Dataset ▸
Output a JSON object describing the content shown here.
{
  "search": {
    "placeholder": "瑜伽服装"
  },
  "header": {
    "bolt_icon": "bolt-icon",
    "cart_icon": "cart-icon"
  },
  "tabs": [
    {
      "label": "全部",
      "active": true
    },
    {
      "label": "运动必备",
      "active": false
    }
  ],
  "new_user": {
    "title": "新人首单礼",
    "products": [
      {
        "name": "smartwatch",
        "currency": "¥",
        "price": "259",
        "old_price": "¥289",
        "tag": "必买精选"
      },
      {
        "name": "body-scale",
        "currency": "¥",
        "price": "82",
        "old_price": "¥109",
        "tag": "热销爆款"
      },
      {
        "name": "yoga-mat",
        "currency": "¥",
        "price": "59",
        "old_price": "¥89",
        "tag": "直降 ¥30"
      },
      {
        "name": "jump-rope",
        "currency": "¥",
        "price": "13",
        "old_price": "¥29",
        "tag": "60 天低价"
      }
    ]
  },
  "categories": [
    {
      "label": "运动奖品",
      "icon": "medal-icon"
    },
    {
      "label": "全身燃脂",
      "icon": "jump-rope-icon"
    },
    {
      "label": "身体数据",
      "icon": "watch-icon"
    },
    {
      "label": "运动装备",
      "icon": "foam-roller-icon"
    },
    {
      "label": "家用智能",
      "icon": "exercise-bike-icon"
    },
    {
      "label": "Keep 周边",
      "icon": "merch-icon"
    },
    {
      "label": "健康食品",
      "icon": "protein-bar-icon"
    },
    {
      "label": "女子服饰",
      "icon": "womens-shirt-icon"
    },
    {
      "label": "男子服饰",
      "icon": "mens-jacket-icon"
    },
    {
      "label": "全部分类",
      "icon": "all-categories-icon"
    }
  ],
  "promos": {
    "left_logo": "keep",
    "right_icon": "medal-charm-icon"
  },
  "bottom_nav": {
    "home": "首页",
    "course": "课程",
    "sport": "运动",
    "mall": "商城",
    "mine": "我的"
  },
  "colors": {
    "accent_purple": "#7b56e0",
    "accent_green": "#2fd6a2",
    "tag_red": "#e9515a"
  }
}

Work item ▸
Keeping each word as given, write out the material above.

Answer ▸
Output a JSON object describing the content shown here.
{
  "search": {
    "placeholder": "瑜伽服装"
  },
  "header": {
    "bolt_icon": "bolt-icon",
    "cart_icon": "cart-icon"
  },
  "tabs": [
    {
      "label": "全部",
      "active": true
    },
    {
      "label": "运动必备",
      "active": false
    }
  ],
  "new_user": {
    "title": "新人首单礼",
    "products": [
      {
        "name": "smartwatch",
        "currency": "¥",
        "price": "259",
        "old_price": "¥289",
        "tag": "必买精选"
      },
      {
        "name": "body-scale",
        "currency": "¥",
        "price": "82",
        "old_price": "¥109",
        "tag": "热销爆款"
      },
      {
        "name": "yoga-mat",
        "currency": "¥",
        "price": "59",
        "old_price": "¥89",
        "tag": "直降 ¥30"
      },
      {
        "name": "jump-rope",
        "currency": "¥",
        "price": "13",
        "old_price": "¥29",
        "tag": "60 天低价"
      }
    ]
  },
  "categories": [
    {
      "label": "运动奖品",
      "icon": "medal-icon"
    },
    {
      "label": "全身燃脂",
      "icon": "jump-rope-icon"
    },
    {
      "label": "身体数据",
      "icon": "watch-icon"
    },
    {
      "label": "运动装备",
      "icon": "foam-roller-icon"
    },
    {
      "label": "家用智能",
      "icon": "exercise-bike-icon"
    },
    {
      "label": "Keep 周边",
      "icon": "merch-icon"
    },
    {
      "label": "健康食品",
      "icon": "protein-bar-icon"
    },
    {
      "label": "女子服饰",
      "icon": "womens-shirt-icon"
    },
    {
      "label": "男子服饰",
      "icon": "mens-jacket-icon"
    },
    {
      "label": "全部分类",
      "icon": "all-categories-icon"
    }
  ],
  "promos": {
    "left_logo": "keep",
    "right_icon": "medal-charm-icon"
  },
  "bottom_nav": {
    "home": "首页",
    "course": "课程",
    "sport": "运动",
    "mall": "商城",
    "mine": "我的"
  },
  "colors": {
    "accent_purple": "#7b56e0",
    "accent_green": "#2fd6a2",
    "tag_red": "#e9515a"
  }
}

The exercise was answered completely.